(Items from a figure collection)
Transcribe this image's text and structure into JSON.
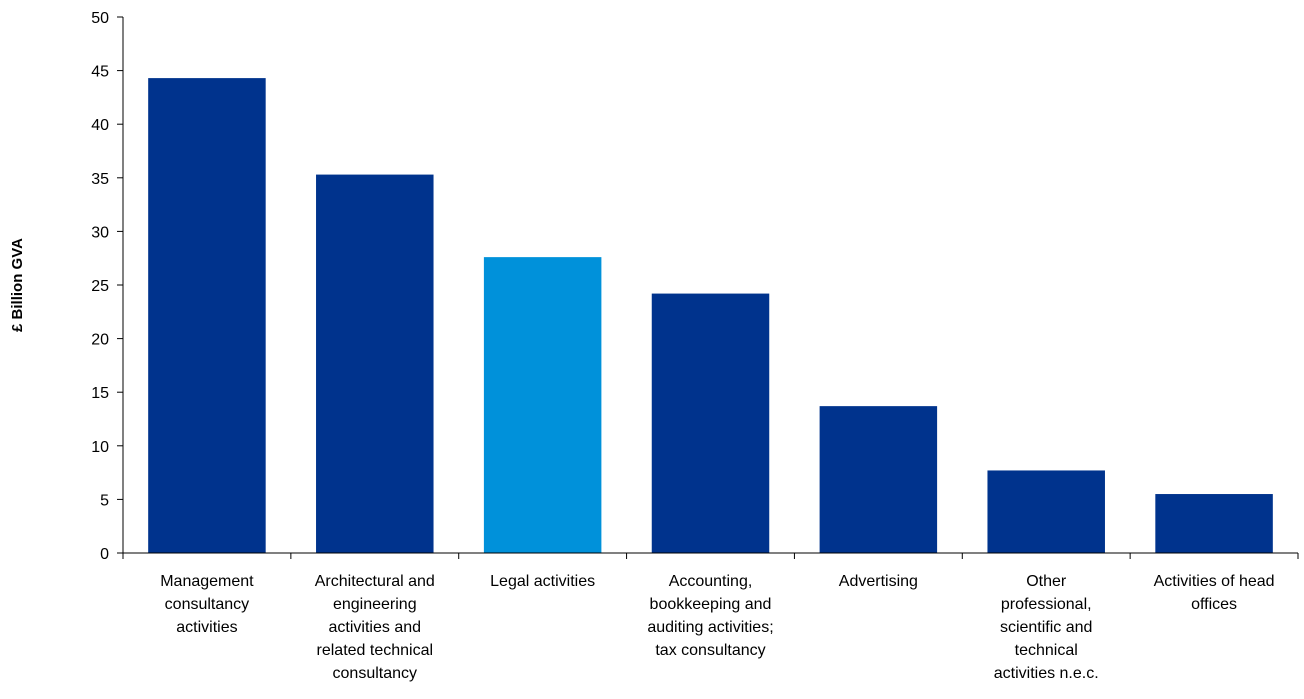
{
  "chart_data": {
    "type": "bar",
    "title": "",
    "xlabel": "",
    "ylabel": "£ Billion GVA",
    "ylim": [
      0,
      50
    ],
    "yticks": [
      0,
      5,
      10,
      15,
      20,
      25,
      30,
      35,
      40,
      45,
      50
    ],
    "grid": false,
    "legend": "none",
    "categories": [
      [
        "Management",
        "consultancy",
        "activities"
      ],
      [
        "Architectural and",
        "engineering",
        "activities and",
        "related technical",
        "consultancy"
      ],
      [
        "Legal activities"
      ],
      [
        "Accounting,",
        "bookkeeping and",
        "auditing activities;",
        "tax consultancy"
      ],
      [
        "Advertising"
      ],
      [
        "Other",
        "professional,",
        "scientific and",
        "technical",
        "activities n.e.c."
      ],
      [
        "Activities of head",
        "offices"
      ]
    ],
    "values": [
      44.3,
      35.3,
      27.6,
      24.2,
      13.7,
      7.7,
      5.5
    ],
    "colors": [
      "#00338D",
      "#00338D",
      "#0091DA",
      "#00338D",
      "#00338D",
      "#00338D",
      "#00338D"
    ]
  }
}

### What you have to do
Drop the images and quote the entries word for word.

### Output
Transcribe this image's text and structure into JSON.
{
  "chart_data": {
    "type": "bar",
    "title": "",
    "xlabel": "",
    "ylabel": "£ Billion GVA",
    "ylim": [
      0,
      50
    ],
    "yticks": [
      0,
      5,
      10,
      15,
      20,
      25,
      30,
      35,
      40,
      45,
      50
    ],
    "grid": false,
    "legend": "none",
    "categories": [
      [
        "Management",
        "consultancy",
        "activities"
      ],
      [
        "Architectural and",
        "engineering",
        "activities and",
        "related technical",
        "consultancy"
      ],
      [
        "Legal activities"
      ],
      [
        "Accounting,",
        "bookkeeping and",
        "auditing activities;",
        "tax consultancy"
      ],
      [
        "Advertising"
      ],
      [
        "Other",
        "professional,",
        "scientific and",
        "technical",
        "activities n.e.c."
      ],
      [
        "Activities of head",
        "offices"
      ]
    ],
    "values": [
      44.3,
      35.3,
      27.6,
      24.2,
      13.7,
      7.7,
      5.5
    ],
    "colors": [
      "#00338D",
      "#00338D",
      "#0091DA",
      "#00338D",
      "#00338D",
      "#00338D",
      "#00338D"
    ]
  }
}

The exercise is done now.